## [Task instructions]
Reproduce each line of the material exactly, minus any picture.

## [Records shown]
-- START --

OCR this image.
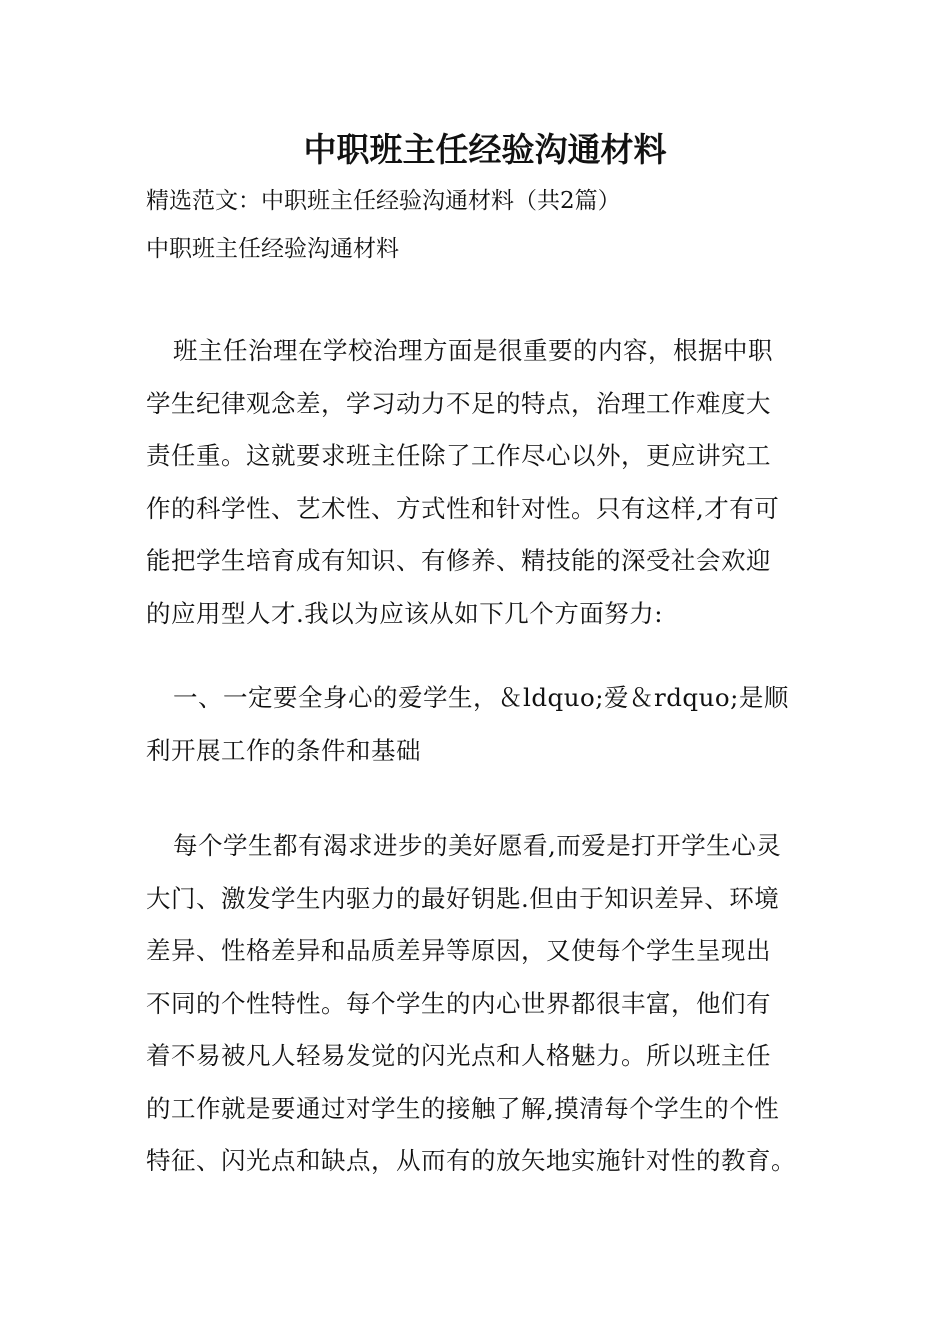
中职班主任经验沟通材料
精选范文：中职班主任经验沟通材料（共2篇）
中职班主任经验沟通材料
班主任治理在学校治理方面是很重要的内容，根据中职
学生纪律观念差，学习动力不足的特点，治理工作难度大
责任重。这就要求班主任除了工作尽心以外，更应讲究工
作的科学性、艺术性、方式性和针对性。只有这样,才有可
能把学生培育成有知识、有修养、精技能的深受社会欢迎
的应用型人才.我以为应该从如下几个方面努力:
一、一定要全身心的爱学生，＆ldquo;爱＆rdquo;是顺
利开展工作的条件和基础
每个学生都有渴求进步的美好愿看,而爱是打开学生心灵
大门、激发学生内驱力的最好钥匙.但由于知识差异、环境
差异、性格差异和品质差异等原因，又使每个学生呈现出
不同的个性特性。每个学生的内心世界都很丰富，他们有
着不易被凡人轻易发觉的闪光点和人格魅力。所以班主任
的工作就是要通过对学生的接触了解,摸清每个学生的个性
特征、闪光点和缺点，从而有的放矢地实施针对性的教育。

-- END --

## [Final result]
OCR this image.
中职班主任经验沟通材料
精选范文：中职班主任经验沟通材料（共2篇）
中职班主任经验沟通材料
班主任治理在学校治理方面是很重要的内容，根据中职
学生纪律观念差，学习动力不足的特点，治理工作难度大
责任重。这就要求班主任除了工作尽心以外，更应讲究工
作的科学性、艺术性、方式性和针对性。只有这样,才有可
能把学生培育成有知识、有修养、精技能的深受社会欢迎
的应用型人才.我以为应该从如下几个方面努力:
一、一定要全身心的爱学生，＆ldquo;爱＆rdquo;是顺
利开展工作的条件和基础
每个学生都有渴求进步的美好愿看,而爱是打开学生心灵
大门、激发学生内驱力的最好钥匙.但由于知识差异、环境
差异、性格差异和品质差异等原因，又使每个学生呈现出
不同的个性特性。每个学生的内心世界都很丰富，他们有
着不易被凡人轻易发觉的闪光点和人格魅力。所以班主任
的工作就是要通过对学生的接触了解,摸清每个学生的个性
特征、闪光点和缺点，从而有的放矢地实施针对性的教育。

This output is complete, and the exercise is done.